#### Document segment
::::

On Wed, 4 May 2011, Alex Rousskov wrote:
> On 05/04/2011 12:49 PM, david_at_lang.hm wrote:
>
>> I don't know how many developers are working on squid, so I don't knwo
>> if you are the only person who can do this sort of work or not.
>
> I am sure there are others who can do this. The question is whether you
> can quickly find somebody interested enough to spend their time on your
> problem. In general, folks work on issues that are important to them or
> to their customers. Most active developers donate a lot of free time,
> but it still tends to revolve around issues they care about for one
> reason or another. We all have to prioritize.
I do understand this.
>> do you think that I should join the squid-dev list?
>
> I believe your messages are posted to squid-dev so you are not going to
> reach a wider audience if you do. If you want to write Squid code,
> joining is a good idea!
I don't really have the time to do coding on this project
> IMHO, you can maximize your chances of getting free help by isolating
> the problem better. For example, perhaps you can try to reproduce it
> with different kinds of fast ACLs (the simpler the better!). This will
> help clarify whether the problem is specific to IPv6, IP, or ACLs in
> general. Test different number of ACLs: Does the problem happen only
> when there number of simple ACLs is huge? Make the problem easier to
> reproduce by posting configuration files (including Polygraph workloads
> or options for some other benchmarking tool you use).
>
> This is not a guarantee that somebody will jump and help you, but fixing
> a well-triaged issue is often much easier.
that's why I'm speaking up. I just have not known what to test.

::::

#### Raw records
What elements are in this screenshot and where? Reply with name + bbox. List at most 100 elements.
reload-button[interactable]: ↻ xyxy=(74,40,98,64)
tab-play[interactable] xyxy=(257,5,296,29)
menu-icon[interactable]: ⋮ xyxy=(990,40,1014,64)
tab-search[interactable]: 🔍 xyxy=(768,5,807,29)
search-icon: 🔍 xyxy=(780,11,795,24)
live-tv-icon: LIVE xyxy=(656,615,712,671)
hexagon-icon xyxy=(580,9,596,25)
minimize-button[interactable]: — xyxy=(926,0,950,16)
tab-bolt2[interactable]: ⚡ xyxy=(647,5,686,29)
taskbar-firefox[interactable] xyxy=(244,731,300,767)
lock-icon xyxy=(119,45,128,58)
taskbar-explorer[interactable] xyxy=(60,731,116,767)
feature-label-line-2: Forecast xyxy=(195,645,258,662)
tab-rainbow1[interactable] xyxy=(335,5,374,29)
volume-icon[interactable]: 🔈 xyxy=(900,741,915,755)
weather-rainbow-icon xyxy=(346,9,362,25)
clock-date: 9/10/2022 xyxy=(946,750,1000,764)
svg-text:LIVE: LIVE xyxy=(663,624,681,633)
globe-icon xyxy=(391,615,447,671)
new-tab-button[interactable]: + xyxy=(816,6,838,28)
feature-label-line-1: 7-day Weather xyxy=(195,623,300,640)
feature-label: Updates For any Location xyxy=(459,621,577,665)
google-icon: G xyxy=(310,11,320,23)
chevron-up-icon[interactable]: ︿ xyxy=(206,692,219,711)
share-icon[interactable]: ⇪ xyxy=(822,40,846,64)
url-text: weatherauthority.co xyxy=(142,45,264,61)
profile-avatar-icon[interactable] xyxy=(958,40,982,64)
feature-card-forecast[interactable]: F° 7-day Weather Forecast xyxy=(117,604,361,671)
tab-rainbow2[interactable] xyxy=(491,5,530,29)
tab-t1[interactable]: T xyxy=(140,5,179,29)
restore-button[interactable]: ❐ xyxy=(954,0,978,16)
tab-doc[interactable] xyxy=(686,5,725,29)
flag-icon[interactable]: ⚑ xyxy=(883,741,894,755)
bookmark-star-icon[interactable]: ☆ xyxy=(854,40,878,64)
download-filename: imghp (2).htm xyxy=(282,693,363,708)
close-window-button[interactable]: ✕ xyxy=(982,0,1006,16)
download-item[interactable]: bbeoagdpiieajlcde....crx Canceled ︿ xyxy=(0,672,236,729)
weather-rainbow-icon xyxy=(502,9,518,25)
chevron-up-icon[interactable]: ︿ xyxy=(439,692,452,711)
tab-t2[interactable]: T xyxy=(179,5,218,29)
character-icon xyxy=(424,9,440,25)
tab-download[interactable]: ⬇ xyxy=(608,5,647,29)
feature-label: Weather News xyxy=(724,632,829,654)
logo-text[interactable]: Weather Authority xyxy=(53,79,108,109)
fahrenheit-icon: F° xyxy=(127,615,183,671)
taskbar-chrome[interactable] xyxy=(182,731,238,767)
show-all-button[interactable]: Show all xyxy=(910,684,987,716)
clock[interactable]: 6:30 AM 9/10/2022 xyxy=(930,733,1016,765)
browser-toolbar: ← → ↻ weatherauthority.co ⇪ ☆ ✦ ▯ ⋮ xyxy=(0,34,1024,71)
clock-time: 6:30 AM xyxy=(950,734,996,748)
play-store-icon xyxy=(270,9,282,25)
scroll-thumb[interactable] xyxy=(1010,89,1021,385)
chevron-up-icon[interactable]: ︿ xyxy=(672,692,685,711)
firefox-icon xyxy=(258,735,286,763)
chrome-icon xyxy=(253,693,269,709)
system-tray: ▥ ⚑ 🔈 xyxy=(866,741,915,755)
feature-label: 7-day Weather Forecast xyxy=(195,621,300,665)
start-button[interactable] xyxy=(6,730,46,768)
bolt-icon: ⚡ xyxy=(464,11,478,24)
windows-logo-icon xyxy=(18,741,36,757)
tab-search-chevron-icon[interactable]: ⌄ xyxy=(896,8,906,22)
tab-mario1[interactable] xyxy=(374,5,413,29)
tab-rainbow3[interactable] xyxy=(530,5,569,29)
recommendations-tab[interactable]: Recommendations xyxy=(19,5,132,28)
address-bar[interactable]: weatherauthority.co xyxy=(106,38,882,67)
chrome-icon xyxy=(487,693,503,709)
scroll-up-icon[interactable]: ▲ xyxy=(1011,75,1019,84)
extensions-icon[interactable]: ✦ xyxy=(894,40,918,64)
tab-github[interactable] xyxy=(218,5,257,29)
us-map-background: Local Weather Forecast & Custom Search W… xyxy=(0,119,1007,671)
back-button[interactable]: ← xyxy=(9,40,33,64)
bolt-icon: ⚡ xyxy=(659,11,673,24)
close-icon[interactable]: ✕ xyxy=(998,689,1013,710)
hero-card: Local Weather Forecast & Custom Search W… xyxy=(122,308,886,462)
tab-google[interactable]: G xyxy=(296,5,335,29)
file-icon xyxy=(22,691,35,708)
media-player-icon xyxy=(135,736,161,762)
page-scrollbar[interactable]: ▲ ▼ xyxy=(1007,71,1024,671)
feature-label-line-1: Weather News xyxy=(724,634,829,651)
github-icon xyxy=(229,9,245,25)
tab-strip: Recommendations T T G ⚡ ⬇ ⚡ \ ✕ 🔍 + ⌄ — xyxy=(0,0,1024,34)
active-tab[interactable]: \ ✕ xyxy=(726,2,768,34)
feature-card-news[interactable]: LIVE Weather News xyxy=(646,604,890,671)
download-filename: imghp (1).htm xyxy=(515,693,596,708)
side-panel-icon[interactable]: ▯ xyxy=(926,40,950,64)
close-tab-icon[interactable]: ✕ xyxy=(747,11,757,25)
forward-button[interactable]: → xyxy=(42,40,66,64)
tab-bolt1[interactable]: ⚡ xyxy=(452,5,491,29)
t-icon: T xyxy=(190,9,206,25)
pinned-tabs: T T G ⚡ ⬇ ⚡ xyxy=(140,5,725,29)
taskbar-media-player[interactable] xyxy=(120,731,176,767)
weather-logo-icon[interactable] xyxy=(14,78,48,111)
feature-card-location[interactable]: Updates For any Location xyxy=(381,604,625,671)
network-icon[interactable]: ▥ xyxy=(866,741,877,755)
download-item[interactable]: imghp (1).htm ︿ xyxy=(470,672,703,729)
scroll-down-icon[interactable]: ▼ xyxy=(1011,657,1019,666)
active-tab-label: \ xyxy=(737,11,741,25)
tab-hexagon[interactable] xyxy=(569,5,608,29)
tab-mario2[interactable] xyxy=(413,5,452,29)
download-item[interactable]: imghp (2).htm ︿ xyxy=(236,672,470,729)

::::

#### Tasks for this exercise
1. Reproduce the mailing-list reply word for word, covering everything from "I do understand" down to "a good idea!".
2. Output everything in the listing from its first line down to the line containing "lock-icon xyxy=(119,45,128,58)" as a numbered list, and leave out any blank lines.
The mailing-list reply and the listing are unrelated material.

#### Per-task answers
1.
I do understand this.
>> do you think that I should join the squid-dev list?
>
> I believe your messages are posted to squid-dev so you are not going to
> reach a wider audience if you do. If you want to write Squid code,
> joining is a good idea!

2.
1. What elements are in this screenshot and where? Reply with name + bbox. List at most 100 elements.
2. reload-button[interactable]: ↻ xyxy=(74,40,98,64)
3. tab-play[interactable] xyxy=(257,5,296,29)
4. menu-icon[interactable]: ⋮ xyxy=(990,40,1014,64)
5. tab-search[interactable]: 🔍 xyxy=(768,5,807,29)
6. search-icon: 🔍 xyxy=(780,11,795,24)
7. live-tv-icon: LIVE xyxy=(656,615,712,671)
8. hexagon-icon xyxy=(580,9,596,25)
9. minimize-button[interactable]: — xyxy=(926,0,950,16)
10. tab-bolt2[interactable]: ⚡ xyxy=(647,5,686,29)
11. taskbar-firefox[interactable] xyxy=(244,731,300,767)
12. lock-icon xyxy=(119,45,128,58)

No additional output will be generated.